Exercise task -
Every record must appear in your copy exactly as written, with no pictures.

Items from a dataset -
=====

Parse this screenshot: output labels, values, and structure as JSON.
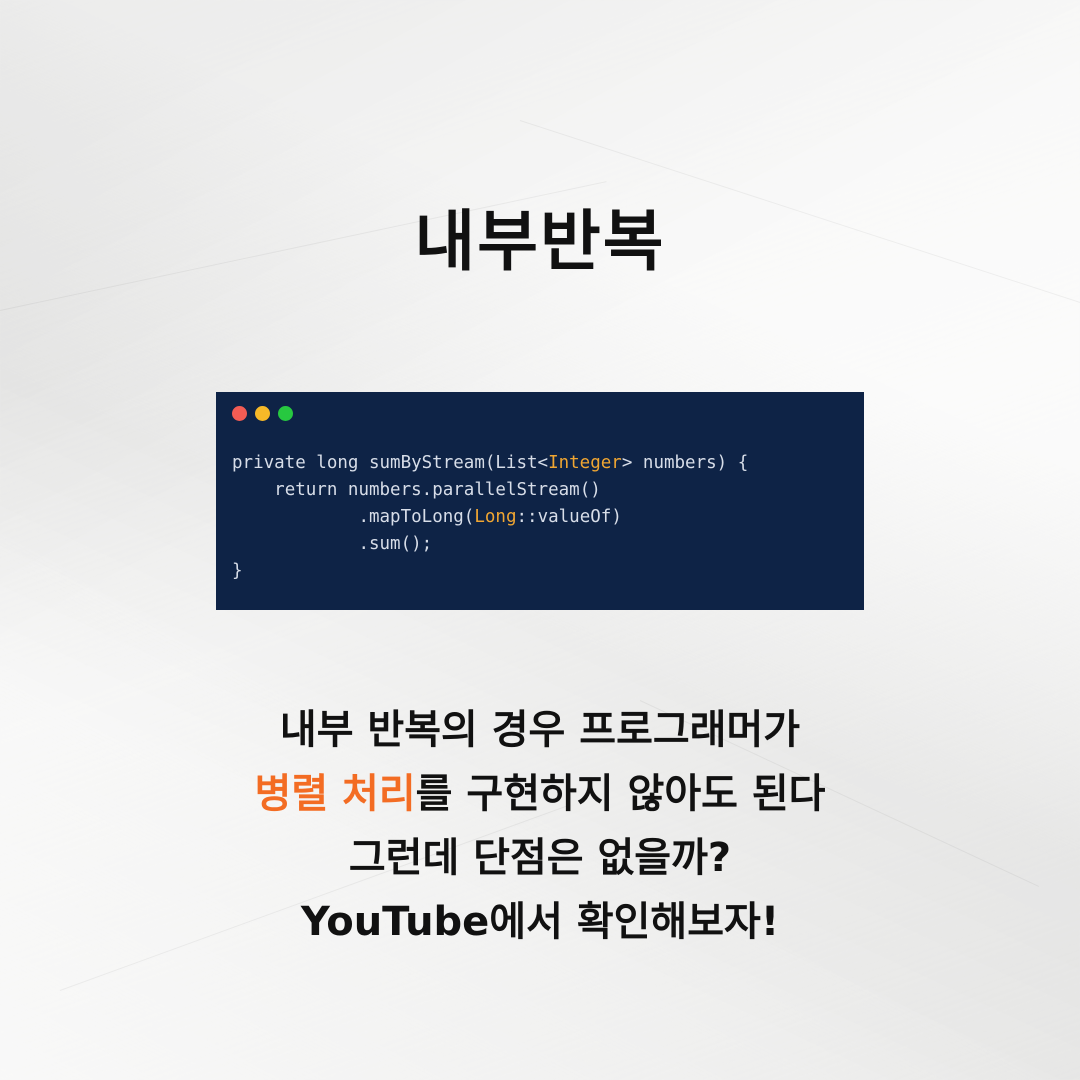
{
  "title": "내부반복",
  "code_window": {
    "controls": [
      "red-dot",
      "yellow-dot",
      "green-dot"
    ],
    "lines": [
      {
        "indent": "",
        "parts": [
          {
            "text": "private long sumByStream(List<",
            "kind": "plain"
          },
          {
            "text": "Integer",
            "kind": "type"
          },
          {
            "text": "> numbers) {",
            "kind": "plain"
          }
        ]
      },
      {
        "indent": "    ",
        "parts": [
          {
            "text": "return numbers.parallelStream()",
            "kind": "plain"
          }
        ]
      },
      {
        "indent": "            ",
        "parts": [
          {
            "text": ".mapToLong(",
            "kind": "plain"
          },
          {
            "text": "Long",
            "kind": "type"
          },
          {
            "text": "::valueOf)",
            "kind": "plain"
          }
        ]
      },
      {
        "indent": "            ",
        "parts": [
          {
            "text": ".sum();",
            "kind": "plain"
          }
        ]
      },
      {
        "indent": "",
        "parts": [
          {
            "text": "}",
            "kind": "plain"
          }
        ]
      }
    ],
    "colors": {
      "background": "#0e2346",
      "text": "#d7dde8",
      "type": "#f0a632"
    }
  },
  "body": {
    "line1": "내부 반복의 경우 프로그래머가",
    "line2_highlight": "병렬 처리",
    "line2_rest": "를 구현하지 않아도 된다",
    "line3": "그런데 단점은 없을까?",
    "line4": "YouTube에서 확인해보자!",
    "highlight_color": "#f36c23"
  }
}
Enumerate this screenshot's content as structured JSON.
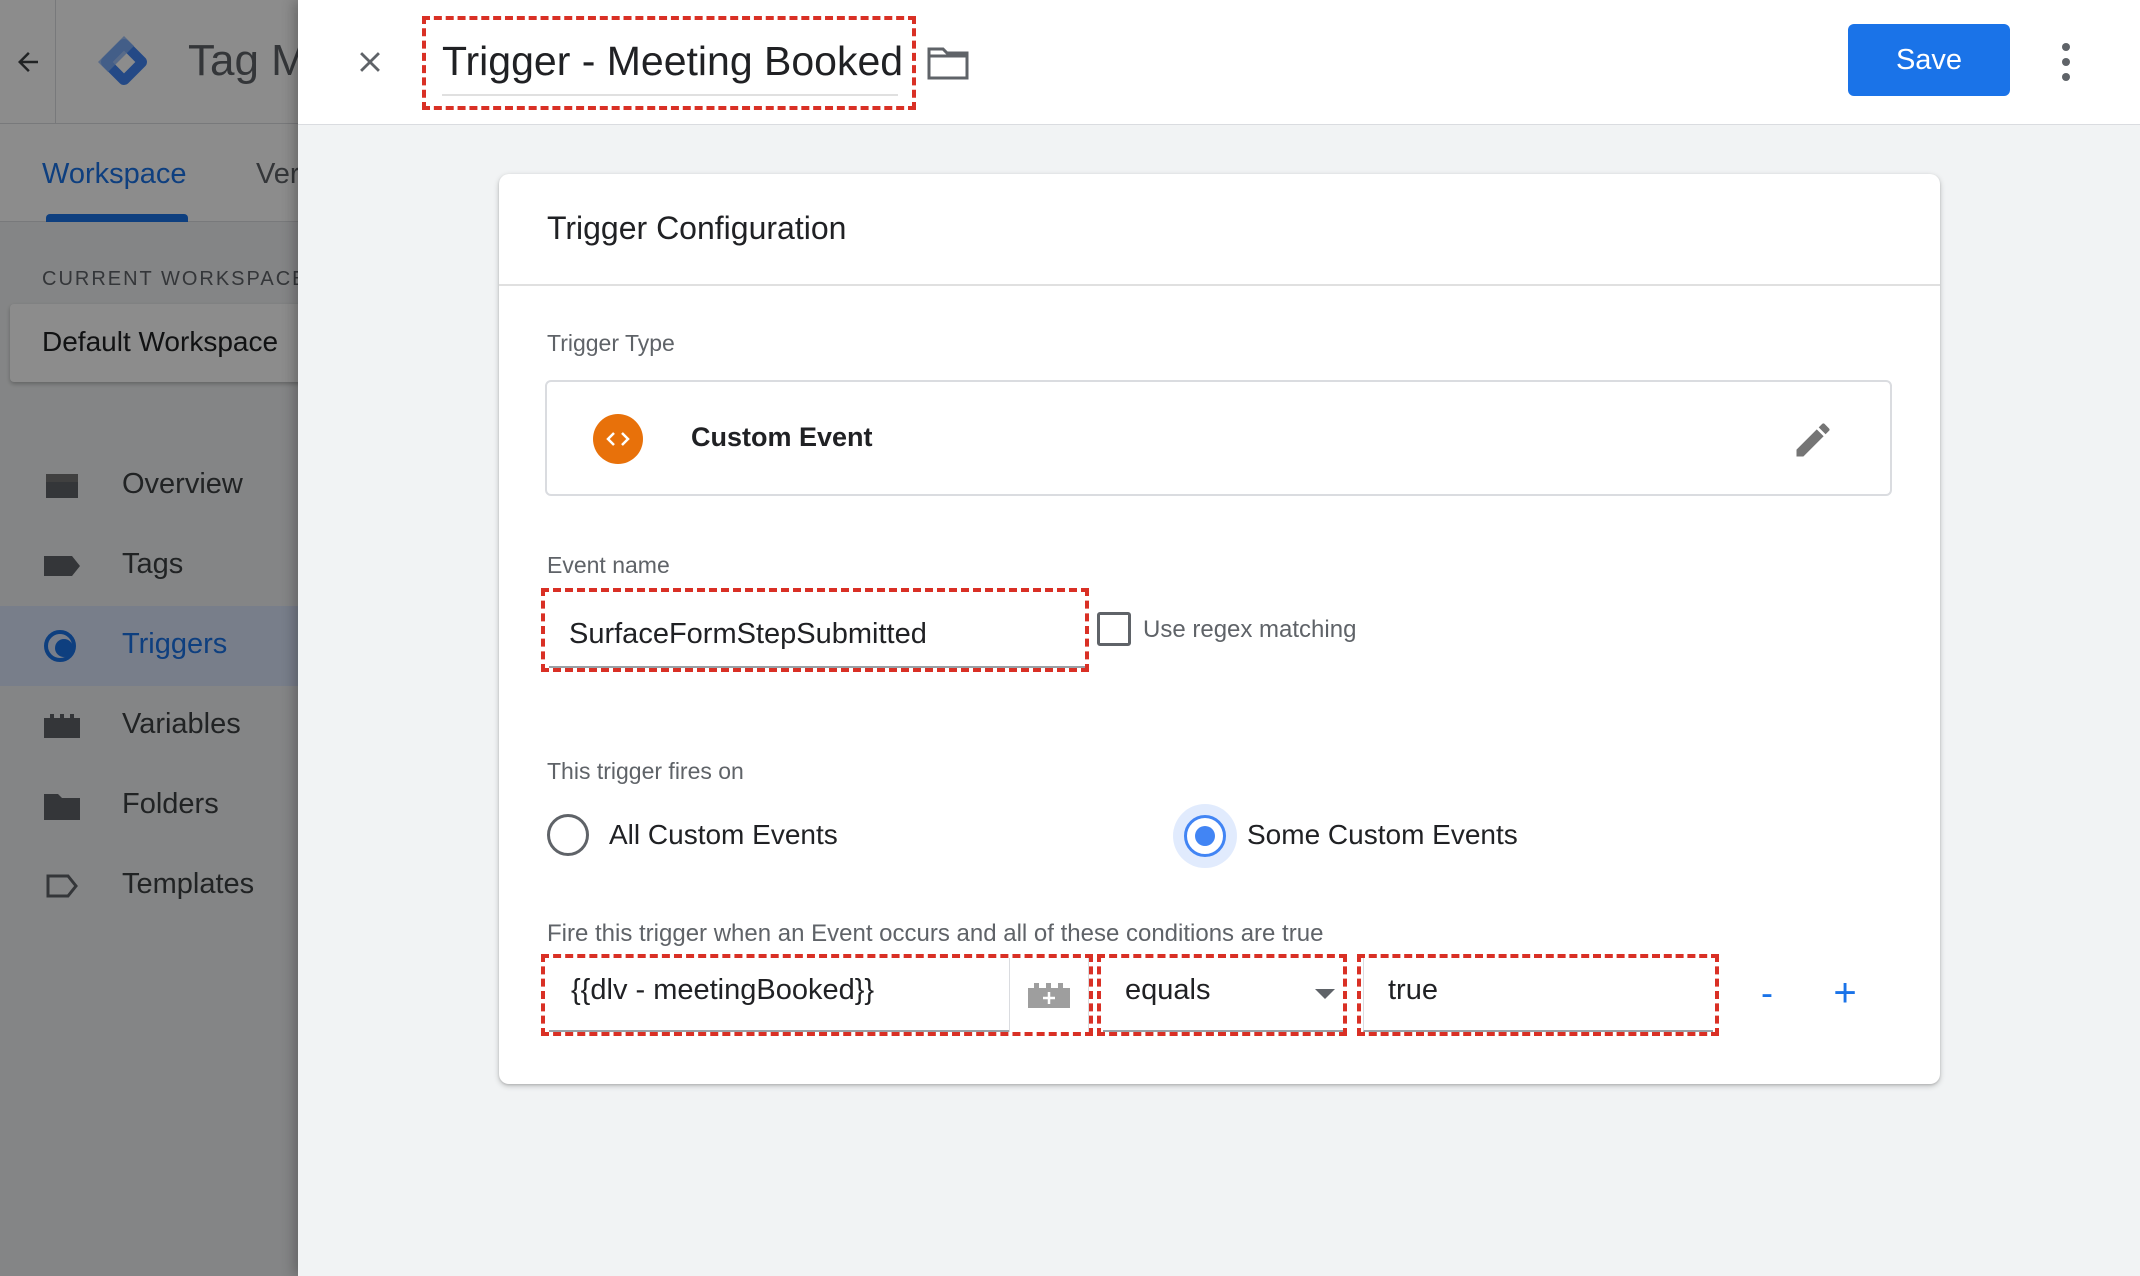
{
  "app": {
    "title": "Tag Manager",
    "tabs": [
      "Workspace",
      "Versions"
    ],
    "current_workspace_label": "CURRENT WORKSPACE",
    "workspace_name": "Default Workspace",
    "nav": [
      {
        "label": "Overview",
        "icon": "overview-icon"
      },
      {
        "label": "Tags",
        "icon": "tag-icon"
      },
      {
        "label": "Triggers",
        "icon": "trigger-icon",
        "active": true
      },
      {
        "label": "Variables",
        "icon": "variable-icon"
      },
      {
        "label": "Folders",
        "icon": "folder-icon"
      },
      {
        "label": "Templates",
        "icon": "template-icon"
      }
    ]
  },
  "panel": {
    "title": "Trigger - Meeting Booked",
    "save_label": "Save"
  },
  "card": {
    "title": "Trigger Configuration",
    "trigger_type_label": "Trigger Type",
    "trigger_type": "Custom Event",
    "event_name_label": "Event name",
    "event_name": "SurfaceFormStepSubmitted",
    "regex_label": "Use regex matching",
    "regex_checked": false,
    "fires_on_label": "This trigger fires on",
    "fires_on_options": [
      "All Custom Events",
      "Some Custom Events"
    ],
    "fires_on_selected": "Some Custom Events",
    "conditions_label": "Fire this trigger when an Event occurs and all of these conditions are true",
    "condition": {
      "variable": "{{dlv - meetingBooked}}",
      "operator": "equals",
      "value": "true"
    },
    "remove_label": "-",
    "add_label": "+"
  },
  "colors": {
    "accent": "#1a73e8",
    "radio_selected": "#4285f4",
    "custom_event_icon": "#e8710a",
    "highlight_dash": "#d93025"
  }
}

=====

Result below -
Parse this screenshot: output labels, values, and structure as JSON.
{
  "title": "내부반복",
  "code_window": {
    "controls": [
      "red-dot",
      "yellow-dot",
      "green-dot"
    ],
    "lines": [
      {
        "indent": "",
        "parts": [
          {
            "text": "private long sumByStream(List<",
            "kind": "plain"
          },
          {
            "text": "Integer",
            "kind": "type"
          },
          {
            "text": "> numbers) {",
            "kind": "plain"
          }
        ]
      },
      {
        "indent": "    ",
        "parts": [
          {
            "text": "return numbers.parallelStream()",
            "kind": "plain"
          }
        ]
      },
      {
        "indent": "            ",
        "parts": [
          {
            "text": ".mapToLong(",
            "kind": "plain"
          },
          {
            "text": "Long",
            "kind": "type"
          },
          {
            "text": "::valueOf)",
            "kind": "plain"
          }
        ]
      },
      {
        "indent": "            ",
        "parts": [
          {
            "text": ".sum();",
            "kind": "plain"
          }
        ]
      },
      {
        "indent": "",
        "parts": [
          {
            "text": "}",
            "kind": "plain"
          }
        ]
      }
    ],
    "colors": {
      "background": "#0e2346",
      "text": "#d7dde8",
      "type": "#f0a632"
    }
  },
  "body": {
    "line1": "내부 반복의 경우 프로그래머가",
    "line2_highlight": "병렬 처리",
    "line2_rest": "를 구현하지 않아도 된다",
    "line3": "그런데 단점은 없을까?",
    "line4": "YouTube에서 확인해보자!",
    "highlight_color": "#f36c23"
  }
}
Enumerate this screenshot's content as structured JSON.
{
  "app": {
    "title": "Tag Manager",
    "tabs": [
      "Workspace",
      "Versions"
    ],
    "current_workspace_label": "CURRENT WORKSPACE",
    "workspace_name": "Default Workspace",
    "nav": [
      {
        "label": "Overview",
        "icon": "overview-icon"
      },
      {
        "label": "Tags",
        "icon": "tag-icon"
      },
      {
        "label": "Triggers",
        "icon": "trigger-icon",
        "active": true
      },
      {
        "label": "Variables",
        "icon": "variable-icon"
      },
      {
        "label": "Folders",
        "icon": "folder-icon"
      },
      {
        "label": "Templates",
        "icon": "template-icon"
      }
    ]
  },
  "panel": {
    "title": "Trigger - Meeting Booked",
    "save_label": "Save"
  },
  "card": {
    "title": "Trigger Configuration",
    "trigger_type_label": "Trigger Type",
    "trigger_type": "Custom Event",
    "event_name_label": "Event name",
    "event_name": "SurfaceFormStepSubmitted",
    "regex_label": "Use regex matching",
    "regex_checked": false,
    "fires_on_label": "This trigger fires on",
    "fires_on_options": [
      "All Custom Events",
      "Some Custom Events"
    ],
    "fires_on_selected": "Some Custom Events",
    "conditions_label": "Fire this trigger when an Event occurs and all of these conditions are true",
    "condition": {
      "variable": "{{dlv - meetingBooked}}",
      "operator": "equals",
      "value": "true"
    },
    "remove_label": "-",
    "add_label": "+"
  },
  "colors": {
    "accent": "#1a73e8",
    "radio_selected": "#4285f4",
    "custom_event_icon": "#e8710a",
    "highlight_dash": "#d93025"
  }
}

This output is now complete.